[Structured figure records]
# # # # # # #
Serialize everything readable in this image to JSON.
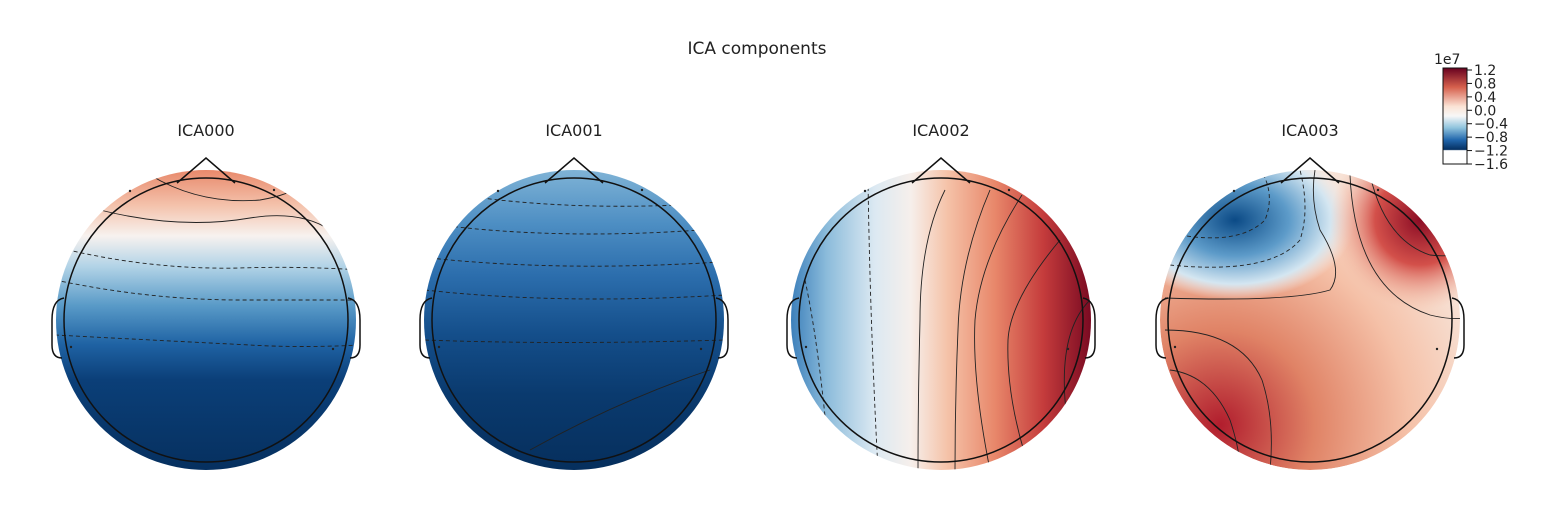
{
  "figure": {
    "title": "ICA components"
  },
  "chart_data": {
    "type": "heatmap",
    "title": "ICA components",
    "colormap": "RdBu_r",
    "panels": [
      {
        "name": "ICA000",
        "pattern": "vertical-gradient-negative-bottom"
      },
      {
        "name": "ICA001",
        "pattern": "mostly-negative"
      },
      {
        "name": "ICA002",
        "pattern": "horizontal-gradient-positive-right"
      },
      {
        "name": "ICA003",
        "pattern": "mixed-negative-upper-left"
      }
    ],
    "colorbar": {
      "exponent_label": "1e7",
      "vmin": -1.6,
      "vmax": 1.2,
      "ticks": [
        1.2,
        0.8,
        0.4,
        0.0,
        -0.4,
        -0.8,
        -1.2,
        -1.6
      ],
      "tick_labels": [
        "1.2",
        "0.8",
        "0.4",
        "0.0",
        "−0.4",
        "−0.8",
        "−1.2",
        "−1.6"
      ],
      "colors": {
        "positive": "#67001f",
        "neutral": "#f7f7f7",
        "negative": "#053061"
      }
    }
  }
}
# # # # # # #
- What the exercise asks:
Scan the entries above for the word "negative" and collect each line holding it.

- Result of the exercise:
        "pattern": "vertical-gradient-negative-bottom"
        "pattern": "mostly-negative"
        "pattern": "mixed-negative-upper-left"
        "negative": "#053061"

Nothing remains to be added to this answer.